Exercise objective → Search the records for "Change" and copy each line that holds it.

[Source records]
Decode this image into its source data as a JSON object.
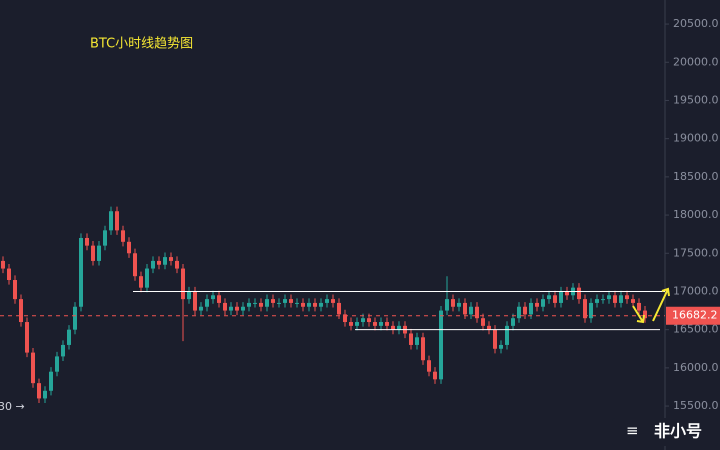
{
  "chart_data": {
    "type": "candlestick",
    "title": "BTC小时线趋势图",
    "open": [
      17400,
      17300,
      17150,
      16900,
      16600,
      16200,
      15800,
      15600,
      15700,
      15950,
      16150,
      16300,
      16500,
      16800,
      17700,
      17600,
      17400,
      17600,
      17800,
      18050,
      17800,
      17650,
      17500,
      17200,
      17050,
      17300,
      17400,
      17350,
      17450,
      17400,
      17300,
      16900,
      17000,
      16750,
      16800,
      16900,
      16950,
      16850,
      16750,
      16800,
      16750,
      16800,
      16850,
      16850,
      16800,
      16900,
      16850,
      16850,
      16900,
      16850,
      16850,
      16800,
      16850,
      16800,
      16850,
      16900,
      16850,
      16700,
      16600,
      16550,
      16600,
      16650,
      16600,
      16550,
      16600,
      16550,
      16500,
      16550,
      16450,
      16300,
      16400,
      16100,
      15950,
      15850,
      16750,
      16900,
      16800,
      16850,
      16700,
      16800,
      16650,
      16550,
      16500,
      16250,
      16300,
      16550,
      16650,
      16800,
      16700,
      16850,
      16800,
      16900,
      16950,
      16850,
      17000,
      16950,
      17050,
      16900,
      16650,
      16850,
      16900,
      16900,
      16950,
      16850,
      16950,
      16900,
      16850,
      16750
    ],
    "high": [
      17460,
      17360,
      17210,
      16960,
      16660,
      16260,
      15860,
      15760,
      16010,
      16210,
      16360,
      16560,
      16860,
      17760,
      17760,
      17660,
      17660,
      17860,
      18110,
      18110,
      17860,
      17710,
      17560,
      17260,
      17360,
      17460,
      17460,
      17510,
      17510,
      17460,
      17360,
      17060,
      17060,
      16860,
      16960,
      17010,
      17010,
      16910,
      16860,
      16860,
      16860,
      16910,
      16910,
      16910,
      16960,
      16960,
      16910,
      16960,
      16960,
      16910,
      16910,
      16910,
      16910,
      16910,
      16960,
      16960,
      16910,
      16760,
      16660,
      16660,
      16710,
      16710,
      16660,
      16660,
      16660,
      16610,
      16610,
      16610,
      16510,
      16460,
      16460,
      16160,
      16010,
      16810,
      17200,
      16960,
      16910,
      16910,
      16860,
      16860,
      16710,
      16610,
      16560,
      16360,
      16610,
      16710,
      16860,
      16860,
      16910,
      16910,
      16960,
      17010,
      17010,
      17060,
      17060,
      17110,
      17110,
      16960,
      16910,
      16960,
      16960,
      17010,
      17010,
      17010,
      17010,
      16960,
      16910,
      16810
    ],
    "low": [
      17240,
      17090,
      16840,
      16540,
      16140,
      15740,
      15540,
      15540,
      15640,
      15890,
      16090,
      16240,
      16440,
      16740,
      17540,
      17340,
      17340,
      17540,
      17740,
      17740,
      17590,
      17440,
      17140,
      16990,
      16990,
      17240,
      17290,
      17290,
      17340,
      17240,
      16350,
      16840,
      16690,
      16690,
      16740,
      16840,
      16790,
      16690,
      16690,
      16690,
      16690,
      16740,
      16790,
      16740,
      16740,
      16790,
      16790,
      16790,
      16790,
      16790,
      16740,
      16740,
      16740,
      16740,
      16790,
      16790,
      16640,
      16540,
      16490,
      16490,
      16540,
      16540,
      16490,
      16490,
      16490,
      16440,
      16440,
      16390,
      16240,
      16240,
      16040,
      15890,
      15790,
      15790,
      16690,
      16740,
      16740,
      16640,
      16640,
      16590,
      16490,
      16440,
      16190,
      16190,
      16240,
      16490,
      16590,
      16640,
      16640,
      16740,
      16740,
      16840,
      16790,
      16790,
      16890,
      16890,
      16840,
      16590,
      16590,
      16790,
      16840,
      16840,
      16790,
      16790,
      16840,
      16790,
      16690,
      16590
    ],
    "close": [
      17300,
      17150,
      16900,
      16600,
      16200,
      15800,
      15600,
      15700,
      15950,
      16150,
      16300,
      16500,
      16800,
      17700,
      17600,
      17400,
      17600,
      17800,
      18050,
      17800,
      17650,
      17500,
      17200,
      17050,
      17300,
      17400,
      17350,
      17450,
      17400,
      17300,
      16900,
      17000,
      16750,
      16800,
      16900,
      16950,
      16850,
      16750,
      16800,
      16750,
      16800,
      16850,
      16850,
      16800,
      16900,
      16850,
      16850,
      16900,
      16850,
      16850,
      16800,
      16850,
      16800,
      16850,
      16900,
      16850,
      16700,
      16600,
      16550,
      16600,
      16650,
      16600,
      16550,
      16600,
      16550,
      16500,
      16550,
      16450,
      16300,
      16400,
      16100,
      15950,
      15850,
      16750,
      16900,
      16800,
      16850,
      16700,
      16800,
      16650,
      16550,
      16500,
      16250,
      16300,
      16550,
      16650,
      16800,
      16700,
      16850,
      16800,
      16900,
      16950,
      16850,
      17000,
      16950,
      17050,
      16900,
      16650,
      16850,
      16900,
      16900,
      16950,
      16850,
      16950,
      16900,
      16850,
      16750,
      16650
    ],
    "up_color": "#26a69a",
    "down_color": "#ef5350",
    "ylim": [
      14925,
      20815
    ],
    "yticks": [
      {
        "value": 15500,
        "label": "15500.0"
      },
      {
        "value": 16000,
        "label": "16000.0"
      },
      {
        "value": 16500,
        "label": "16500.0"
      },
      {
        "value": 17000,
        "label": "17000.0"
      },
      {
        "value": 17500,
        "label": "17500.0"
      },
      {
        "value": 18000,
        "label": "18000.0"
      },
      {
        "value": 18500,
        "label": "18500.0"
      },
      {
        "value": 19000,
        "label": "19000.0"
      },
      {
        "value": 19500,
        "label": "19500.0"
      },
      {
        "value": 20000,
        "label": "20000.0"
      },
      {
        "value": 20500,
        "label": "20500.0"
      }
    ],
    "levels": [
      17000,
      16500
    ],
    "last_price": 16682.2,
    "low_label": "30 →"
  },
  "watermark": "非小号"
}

* * *

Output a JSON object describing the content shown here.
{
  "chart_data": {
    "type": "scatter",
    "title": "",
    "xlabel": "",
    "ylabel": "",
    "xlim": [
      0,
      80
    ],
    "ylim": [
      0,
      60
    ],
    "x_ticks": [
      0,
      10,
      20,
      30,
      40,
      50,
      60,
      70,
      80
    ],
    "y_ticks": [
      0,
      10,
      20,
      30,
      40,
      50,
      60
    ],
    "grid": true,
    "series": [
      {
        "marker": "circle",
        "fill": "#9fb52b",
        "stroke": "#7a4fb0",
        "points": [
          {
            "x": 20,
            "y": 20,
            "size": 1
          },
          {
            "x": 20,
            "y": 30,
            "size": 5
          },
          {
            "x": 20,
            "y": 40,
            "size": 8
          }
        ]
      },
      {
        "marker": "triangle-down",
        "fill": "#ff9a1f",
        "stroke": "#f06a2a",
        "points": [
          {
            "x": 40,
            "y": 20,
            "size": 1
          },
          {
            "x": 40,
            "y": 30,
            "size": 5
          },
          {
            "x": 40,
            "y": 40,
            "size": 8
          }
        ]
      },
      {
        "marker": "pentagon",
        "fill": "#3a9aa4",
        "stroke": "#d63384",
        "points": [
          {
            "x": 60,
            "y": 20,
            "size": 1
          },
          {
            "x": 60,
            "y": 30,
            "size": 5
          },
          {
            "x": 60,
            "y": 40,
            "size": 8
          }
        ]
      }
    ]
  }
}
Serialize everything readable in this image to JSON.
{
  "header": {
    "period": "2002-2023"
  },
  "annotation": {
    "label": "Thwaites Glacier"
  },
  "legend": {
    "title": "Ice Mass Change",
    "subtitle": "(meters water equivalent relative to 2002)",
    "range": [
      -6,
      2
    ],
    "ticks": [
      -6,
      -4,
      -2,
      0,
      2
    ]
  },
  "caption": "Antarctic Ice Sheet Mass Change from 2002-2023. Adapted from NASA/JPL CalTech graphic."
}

Response →
    "title": "Ice Mass Change",
  "caption": "Antarctic Ice Sheet Mass Change from 2002-2023. Adapted from NASA/JPL CalTech graphic."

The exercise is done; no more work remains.